__TASK__.
Look through the lines below and extract each one that contains "субсидии".
* * *
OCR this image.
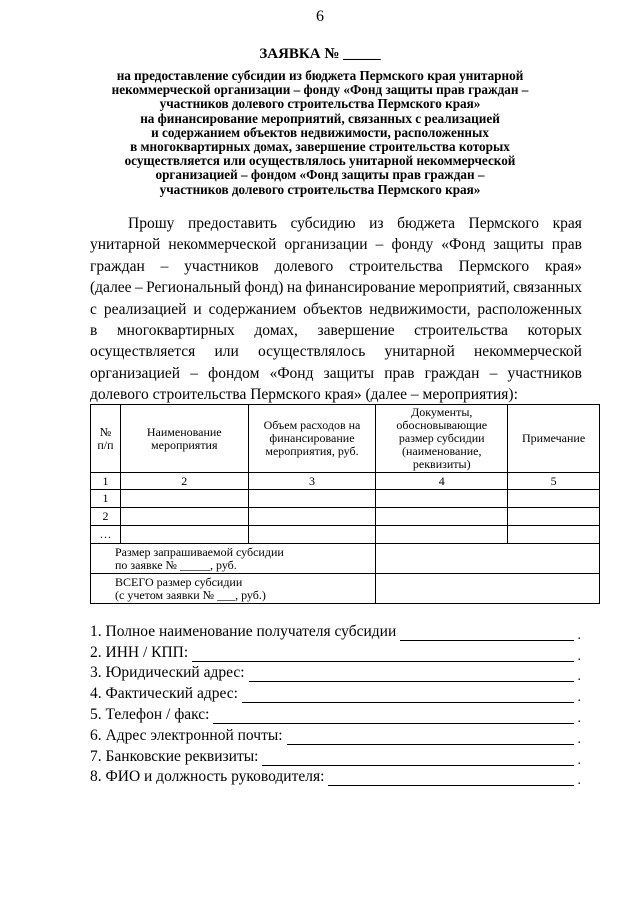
6
ЗАЯВКА № _____
на предоставление субсидии из бюджета Пермского края унитарной
некоммерческой организации – фонду «Фонд защиты прав граждан –
участников долевого строительства Пермского края»
на финансирование мероприятий, связанных с реализацией
и содержанием объектов недвижимости, расположенных
в многоквартирных домах, завершение строительства которых
осуществляется или осуществлялось унитарной некоммерческой
организацией – фондом «Фонд защиты прав граждан –
участников долевого строительства Пермского края»
Прошу предоставить субсидию из бюджета Пермского края
унитарной некоммерческой организации – фонду «Фонд защиты прав
граждан – участников долевого строительства Пермского края»
(далее – Региональный фонд) на финансирование мероприятий, связанных
с реализацией и содержанием объектов недвижимости, расположенных
в многоквартирных домах, завершение строительства которых
осуществляется или осуществлялось унитарной некоммерческой
организацией – фондом «Фонд защиты прав граждан – участников
долевого строительства Пермского края» (далее – мероприятия):
№ п/п	Наименование мероприятия	Объем расходов на финансирование мероприятия, руб.	Документы, обосновывающие размер субсидии (наименование, реквизиты)	Примечание
1	2	3	4	5
1				
2				
…				

Размер запрашиваемой субсидии
по заявке № _____, руб.				

ВСЕГО размер субсидии
(с учетом заявки № ___, руб.)				

1. Полное наименование получателя субсидии
.
2. ИНН / КПП:
.
3. Юридический адрес:
.
4. Фактический адрес:
.
5. Телефон / факс:
.
6. Адрес электронной почты:
.
7. Банковские реквизиты:
.
8. ФИО и должность руководителя:
.
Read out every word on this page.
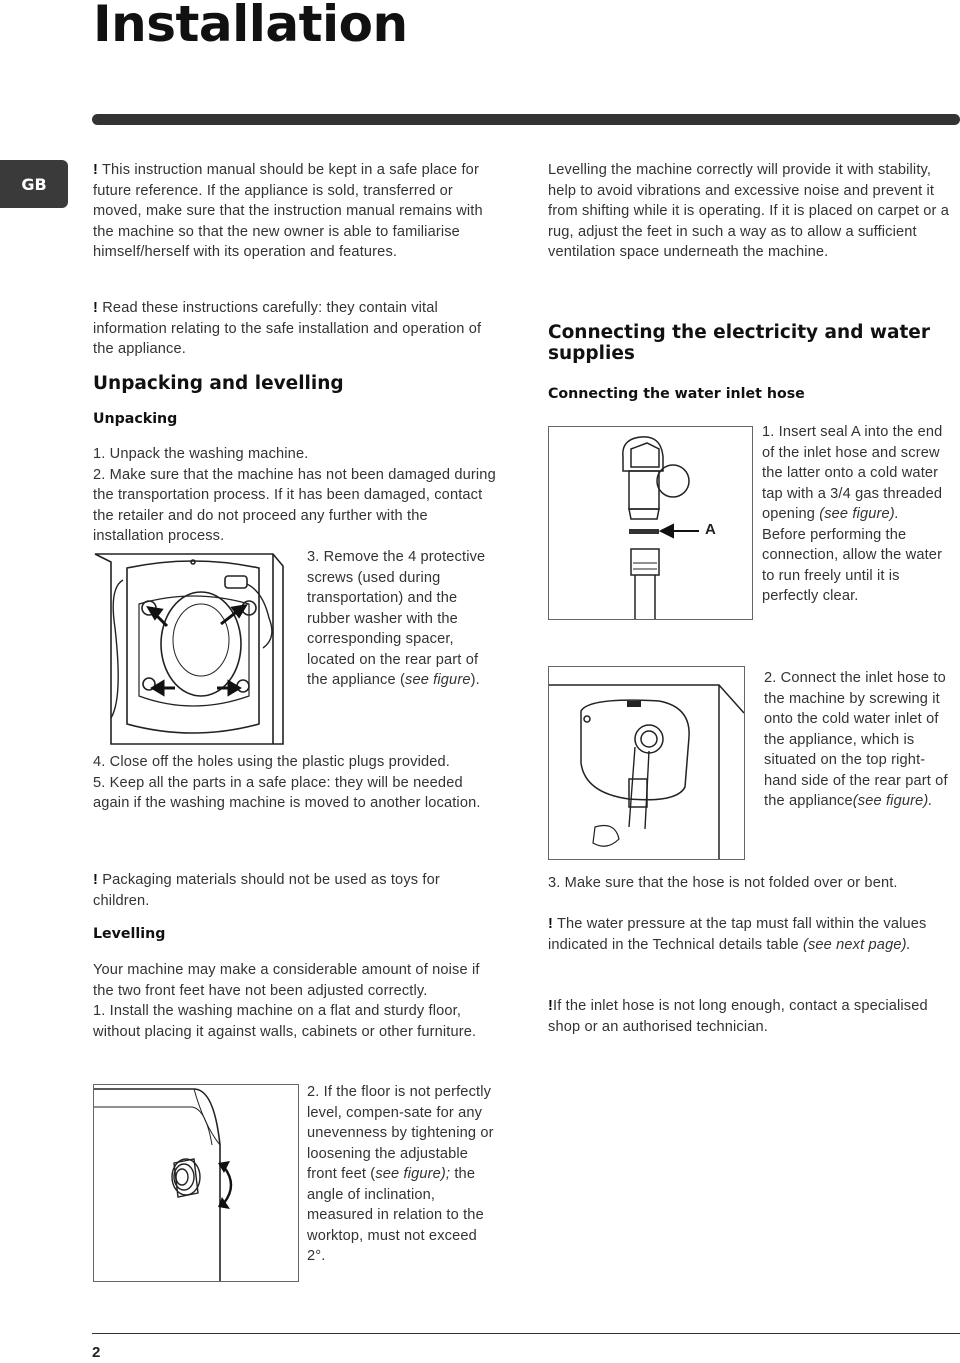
Installation
GB
! This instruction manual should be kept in a safe place for future reference. If the appliance is sold, transferred or moved, make sure that the instruction manual remains with the machine so that the new owner is able to familiarise himself/herself with its operation and features.
! Read these instructions carefully: they contain vital information relating to the safe installation and operation of the appliance.
Unpacking and levelling
Unpacking

1. Unpack the washing machine.

2. Make sure that the machine has not been damaged during the transportation process. If it has been damaged, contact the retailer and do not proceed any further with the installation process.

3. Remove the 4 protective screws (used during transportation) and the rubber washer with the corresponding spacer, located on the rear part of the appliance (see figure).

4. Close off the holes using the plastic plugs provided.

5. Keep all the parts in a safe place: they will be needed again if the washing machine is moved to another location.

! Packaging materials should not be used as toys for children.
Levelling

Your machine may make a considerable amount of noise if the two front feet have not been adjusted correctly.

1. Install the washing machine on a flat and sturdy floor, without placing it against walls, cabinets or other furniture.

2. If the floor is not perfectly level, compen-sate for any unevenness by tightening or loosening the adjustable front feet (see figure); the angle of inclination, measured in relation to the worktop, must not exceed 2°.
Levelling the machine correctly will provide it with stability, help to avoid vibrations and excessive noise and prevent it from shifting while it is operating. If it is placed on carpet or a rug, adjust the feet in such a way as to allow a sufficient ventilation space underneath the machine.
Connecting the electricity and water supplies
Connecting the water inlet hose
A
1. Insert seal A into the end of the inlet hose and screw the latter onto a cold water tap with a 3/4 gas threaded opening (see figure).

Before performing the connection, allow the water to run freely until it is perfectly clear.

2. Connect the inlet hose to the machine by screwing it onto the cold water inlet of the appliance, which is situated on the top right-hand side of the rear part of the appliance(see figure).
3. Make sure that the hose is not folded over or bent.
! The water pressure at the tap must fall within the values indicated in the Technical details table (see next page).
!If the inlet hose is not long enough, contact a specialised shop or an authorised technician.
2
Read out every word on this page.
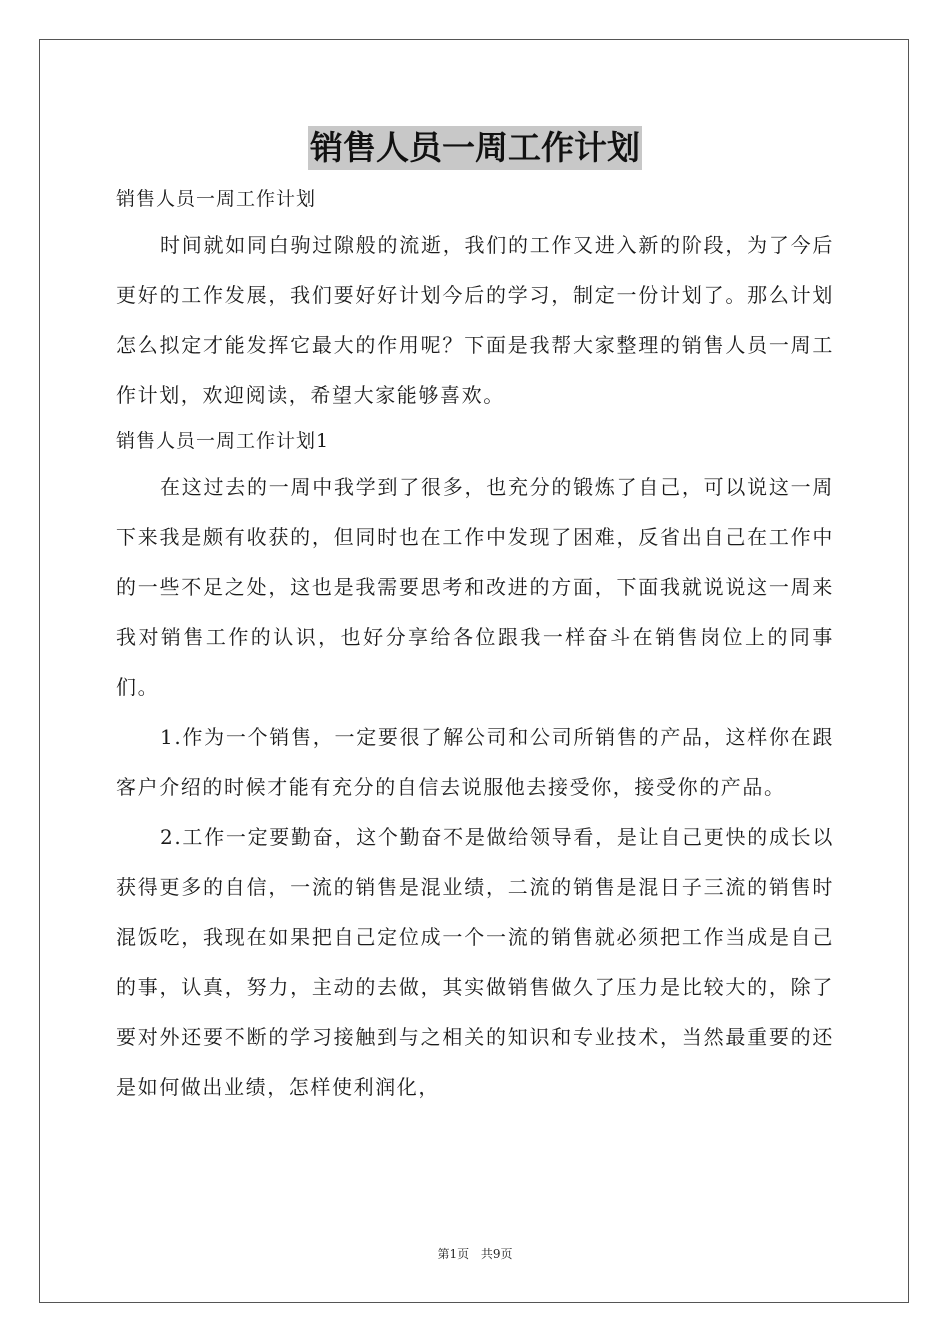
销售人员一周工作计划

销售人员一周工作计划

时间就如同白驹过隙般的流逝，我们的工作又进入新的阶段，为了今后更好的工作发展，我们要好好计划今后的学习，制定一份计划了。那么计划怎么拟定才能发挥它最大的作用呢？下面是我帮大家整理的销售人员一周工作计划，欢迎阅读，希望大家能够喜欢。

销售人员一周工作计划1

在这过去的一周中我学到了很多，也充分的锻炼了自己，可以说这一周下来我是颇有收获的，但同时也在工作中发现了困难，反省出自己在工作中的一些不足之处，这也是我需要思考和改进的方面，下面我就说说这一周来我对销售工作的认识，也好分享给各位跟我一样奋斗在销售岗位上的同事们。

1.作为一个销售，一定要很了解公司和公司所销售的产品，这样你在跟客户介绍的时候才能有充分的自信去说服他去接受你，接受你的产品。

2.工作一定要勤奋，这个勤奋不是做给领导看，是让自己更快的成长以获得更多的自信，一流的销售是混业绩，二流的销售是混日子三流的销售时混饭吃，我现在如果把自己定位成一个一流的销售就必须把工作当成是自己的事，认真，努力，主动的去做，其实做销售做久了压力是比较大的，除了要对外还要不断的学习接触到与之相关的知识和专业技术，当然最重要的还是如何做出业绩，怎样使利润化，

第1页 共9页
* * *
__ANSWER TO THIS TASK__.
на предоставление субсидии из бюджета Пермского края унитарной
№ п/п	Наименование мероприятия	Объем расходов на финансирование мероприятия, руб.	Документы, обосновывающие размер субсидии (наименование, реквизиты)	Примечание
Размер запрашиваемой субсидии
ВСЕГО размер субсидии
1. Полное наименование получателя субсидии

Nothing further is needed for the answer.